• **WHAT THE TASK ASKS**
Copy every line of the data in which the word "logique" occurs.

• **INFORMATION SUPPLIED**
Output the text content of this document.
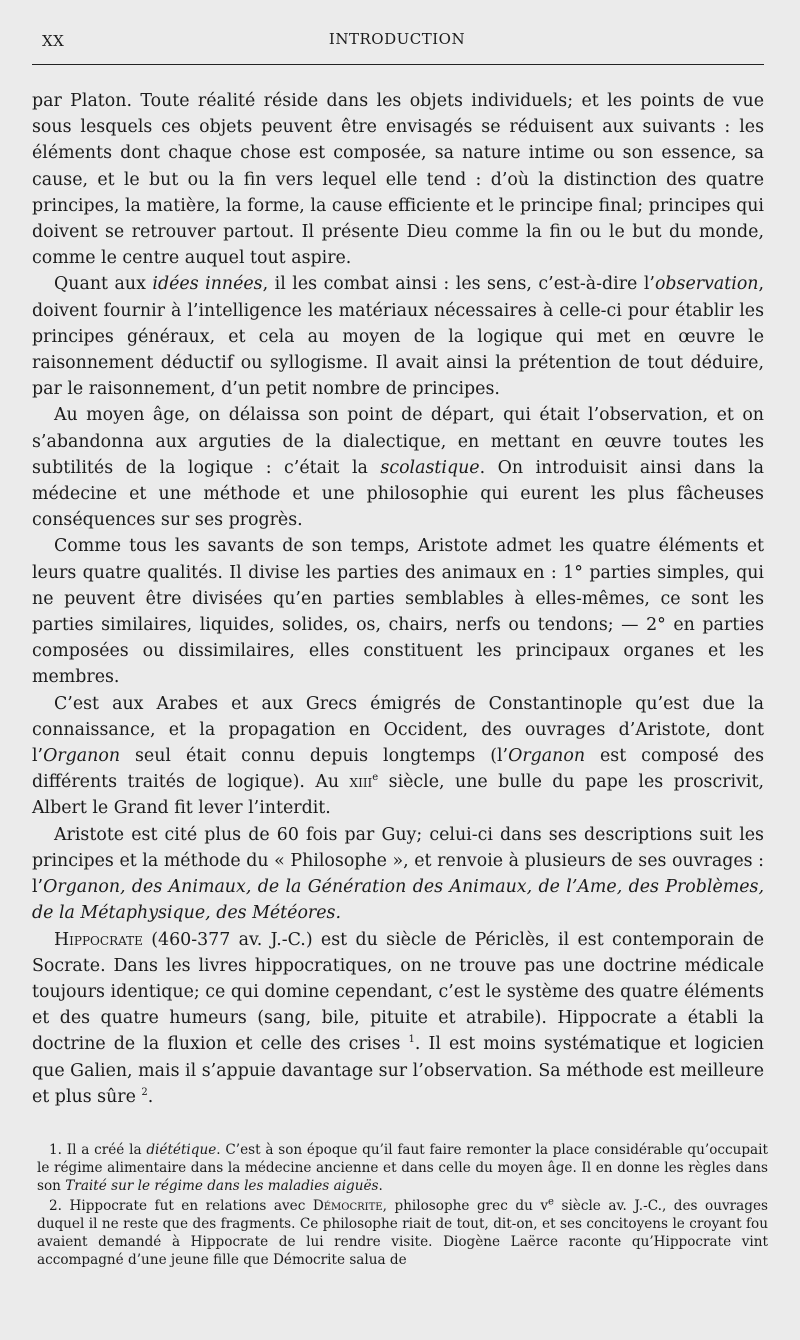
XX	INTRODUCTION

par Platon. Toute réalité réside dans les objets individuels; et les points de vue sous lesquels ces objets peuvent être envisagés se réduisent aux suivants : les éléments dont chaque chose est composée, sa nature intime ou son essence, sa cause, et le but ou la fin vers lequel elle tend : d’où la distinction des quatre principes, la matière, la forme, la cause efficiente et le principe final; principes qui doivent se retrouver partout. Il présente Dieu comme la fin ou le but du monde, comme le centre auquel tout aspire.

Quant aux idées innées, il les combat ainsi : les sens, c’est-à-dire l’observation, doivent fournir à l’intelligence les matériaux nécessaires à celle-ci pour établir les principes généraux, et cela au moyen de la logique qui met en œuvre le raisonnement déductif ou syllogisme. Il avait ainsi la prétention de tout déduire, par le raisonnement, d’un petit nombre de principes.

Au moyen âge, on délaissa son point de départ, qui était l’observation, et on s’abandonna aux arguties de la dialectique, en mettant en œuvre toutes les subtilités de la logique : c’était la scolastique. On introduisit ainsi dans la médecine et une méthode et une philosophie qui eurent les plus fâcheuses conséquences sur ses progrès.

Comme tous les savants de son temps, Aristote admet les quatre éléments et leurs quatre qualités. Il divise les parties des animaux en : 1° parties simples, qui ne peuvent être divisées qu’en parties semblables à elles-mêmes, ce sont les parties similaires, liquides, solides, os, chairs, nerfs ou tendons; — 2° en parties composées ou dissimilaires, elles constituent les principaux organes et les membres.

C’est aux Arabes et aux Grecs émigrés de Constantinople qu’est due la connaissance, et la propagation en Occident, des ouvrages d’Aristote, dont l’Organon seul était connu depuis longtemps (l’Organon est composé des différents traités de logique). Au xiii$^e$ siècle, une bulle du pape les proscrivit, Albert le Grand fit lever l’interdit.

Aristote est cité plus de 60 fois par Guy; celui-ci dans ses descriptions suit les principes et la méthode du « Philosophe », et renvoie à plusieurs de ses ouvrages : l’Organon, des Animaux, de la Génération des Animaux, de l’Ame, des Problèmes, de la Métaphysique, des Météores.

Hippocrate (460-377 av. J.-C.) est du siècle de Périclès, il est contemporain de Socrate. Dans les livres hippocratiques, on ne trouve pas une doctrine médicale toujours identique; ce qui domine cependant, c’est le système des quatre éléments et des quatre humeurs (sang, bile, pituite et atrabile). Hippocrate a établi la doctrine de la fluxion et celle des crises $^1$. Il est moins systématique et logicien que Galien, mais il s’appuie davantage sur l’observation. Sa méthode est meilleure et plus sûre $^2$.

1. Il a créé la diététique. C’est à son époque qu’il faut faire remonter la place considérable qu’occupait le régime alimentaire dans la médecine ancienne et dans celle du moyen âge. Il en donne les règles dans son Traité sur le régime dans les maladies aiguës.

2. Hippocrate fut en relations avec Démocrite, philosophe grec du $v^e$ siècle av. J.-C., des ouvrages duquel il ne reste que des fragments. Ce philosophe riait de tout, dit-on, et ses concitoyens le croyant fou avaient demandé à Hippocrate de lui rendre visite. Diogène Laërce raconte qu’Hippocrate vint accompagné d’une jeune fille que Démocrite salua de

• **SOLUTION BELOW**
Quant aux idées innées, il les combat ainsi : les sens, c’est-à-dire l’observation, doivent fournir à l’intelligence les matériaux nécessaires à celle-ci pour établir les principes généraux, et cela au moyen de la logique qui met en œuvre le raisonnement déductif ou syllogisme. Il avait ainsi la prétention de tout déduire, par le raisonnement, d’un petit nombre de principes.
Au moyen âge, on délaissa son point de départ, qui était l’observation, et on s’abandonna aux arguties de la dialectique, en mettant en œuvre toutes les subtilités de la logique : c’était la scolastique. On introduisit ainsi dans la médecine et une méthode et une philosophie qui eurent les plus fâcheuses conséquences sur ses progrès.
C’est aux Arabes et aux Grecs émigrés de Constantinople qu’est due la connaissance, et la propagation en Occident, des ouvrages d’Aristote, dont l’Organon seul était connu depuis longtemps (l’Organon est composé des différents traités de logique). Au xiii$^e$ siècle, une bulle du pape les proscrivit, Albert le Grand fit lever l’interdit.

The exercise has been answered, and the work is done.